EXERCISE INPUTS:
★ ★ ★ ★ ★ ★ ★

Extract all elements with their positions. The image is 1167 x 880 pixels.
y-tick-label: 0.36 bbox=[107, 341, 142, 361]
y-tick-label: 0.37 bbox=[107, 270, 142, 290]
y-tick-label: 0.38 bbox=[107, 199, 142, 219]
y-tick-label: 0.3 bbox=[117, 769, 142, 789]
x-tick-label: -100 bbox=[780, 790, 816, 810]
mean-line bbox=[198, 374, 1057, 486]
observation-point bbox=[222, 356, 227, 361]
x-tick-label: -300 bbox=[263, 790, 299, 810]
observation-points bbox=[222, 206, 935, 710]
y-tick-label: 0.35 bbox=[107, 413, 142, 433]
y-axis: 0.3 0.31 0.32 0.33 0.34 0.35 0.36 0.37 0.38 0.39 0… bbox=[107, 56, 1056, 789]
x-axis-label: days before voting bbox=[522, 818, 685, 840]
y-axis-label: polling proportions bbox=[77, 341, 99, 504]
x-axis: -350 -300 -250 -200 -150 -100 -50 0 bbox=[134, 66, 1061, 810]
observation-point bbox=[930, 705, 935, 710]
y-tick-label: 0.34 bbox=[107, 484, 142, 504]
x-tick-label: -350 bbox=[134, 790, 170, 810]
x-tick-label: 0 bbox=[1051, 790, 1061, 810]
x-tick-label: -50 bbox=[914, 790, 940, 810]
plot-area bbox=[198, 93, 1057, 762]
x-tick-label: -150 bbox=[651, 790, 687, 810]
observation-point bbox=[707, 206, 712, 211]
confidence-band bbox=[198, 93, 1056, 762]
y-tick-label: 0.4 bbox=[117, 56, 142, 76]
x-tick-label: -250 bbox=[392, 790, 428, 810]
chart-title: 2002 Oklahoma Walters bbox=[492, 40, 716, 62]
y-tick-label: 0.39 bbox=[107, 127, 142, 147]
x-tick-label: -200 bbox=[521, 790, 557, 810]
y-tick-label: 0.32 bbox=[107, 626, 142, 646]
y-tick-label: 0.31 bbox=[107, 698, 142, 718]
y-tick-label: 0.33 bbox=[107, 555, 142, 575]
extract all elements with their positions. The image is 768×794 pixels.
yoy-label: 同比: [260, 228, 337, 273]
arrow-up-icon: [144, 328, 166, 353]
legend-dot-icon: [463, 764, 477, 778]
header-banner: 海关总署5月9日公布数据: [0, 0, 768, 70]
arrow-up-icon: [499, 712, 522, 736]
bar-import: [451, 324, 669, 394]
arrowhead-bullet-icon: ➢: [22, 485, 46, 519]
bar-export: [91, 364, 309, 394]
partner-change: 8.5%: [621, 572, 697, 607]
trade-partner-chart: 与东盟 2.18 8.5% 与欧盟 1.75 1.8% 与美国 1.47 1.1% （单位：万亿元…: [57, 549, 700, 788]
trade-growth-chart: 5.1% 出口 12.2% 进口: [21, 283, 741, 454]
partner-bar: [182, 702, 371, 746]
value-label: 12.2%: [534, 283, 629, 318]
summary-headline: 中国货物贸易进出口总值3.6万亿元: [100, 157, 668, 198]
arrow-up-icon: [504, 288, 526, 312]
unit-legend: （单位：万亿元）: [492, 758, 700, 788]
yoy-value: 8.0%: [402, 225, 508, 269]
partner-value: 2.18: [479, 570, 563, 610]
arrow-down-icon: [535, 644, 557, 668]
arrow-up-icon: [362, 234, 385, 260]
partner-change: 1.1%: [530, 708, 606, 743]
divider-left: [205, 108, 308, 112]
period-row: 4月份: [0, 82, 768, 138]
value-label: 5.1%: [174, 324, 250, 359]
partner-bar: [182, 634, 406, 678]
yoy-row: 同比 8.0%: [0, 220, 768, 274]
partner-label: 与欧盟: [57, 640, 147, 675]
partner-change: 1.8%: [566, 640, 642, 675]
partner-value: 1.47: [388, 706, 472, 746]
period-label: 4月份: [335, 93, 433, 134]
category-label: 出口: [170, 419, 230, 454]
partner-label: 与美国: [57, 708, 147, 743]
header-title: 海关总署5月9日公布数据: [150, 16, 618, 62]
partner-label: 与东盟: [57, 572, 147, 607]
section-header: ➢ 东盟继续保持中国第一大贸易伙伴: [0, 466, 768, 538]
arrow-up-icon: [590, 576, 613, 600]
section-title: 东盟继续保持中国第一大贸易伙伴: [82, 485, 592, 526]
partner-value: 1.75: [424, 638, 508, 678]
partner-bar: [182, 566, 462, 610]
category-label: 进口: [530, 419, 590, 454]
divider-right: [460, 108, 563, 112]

★ ★ ★ ★ ★ ★ ★

INSTRUCTION:
Rewrite the material from its opening line through the line with "x-axis-label: days before", changing every "y-tick-label" to "y-tick" and leaving everything else the same.

TASK RESULT:
Extract all elements with their positions. The image is 1167 x 880 pixels.
y-tick: 0.36 bbox=[107, 341, 142, 361]
y-tick: 0.37 bbox=[107, 270, 142, 290]
y-tick: 0.38 bbox=[107, 199, 142, 219]
y-tick: 0.3 bbox=[117, 769, 142, 789]
x-tick-label: -100 bbox=[780, 790, 816, 810]
mean-line bbox=[198, 374, 1057, 486]
observation-point bbox=[222, 356, 227, 361]
x-tick-label: -300 bbox=[263, 790, 299, 810]
observation-points bbox=[222, 206, 935, 710]
y-tick: 0.35 bbox=[107, 413, 142, 433]
y-axis: 0.3 0.31 0.32 0.33 0.34 0.35 0.36 0.37 0.38 0.39 0… bbox=[107, 56, 1056, 789]
x-axis-label: days before voting bbox=[522, 818, 685, 840]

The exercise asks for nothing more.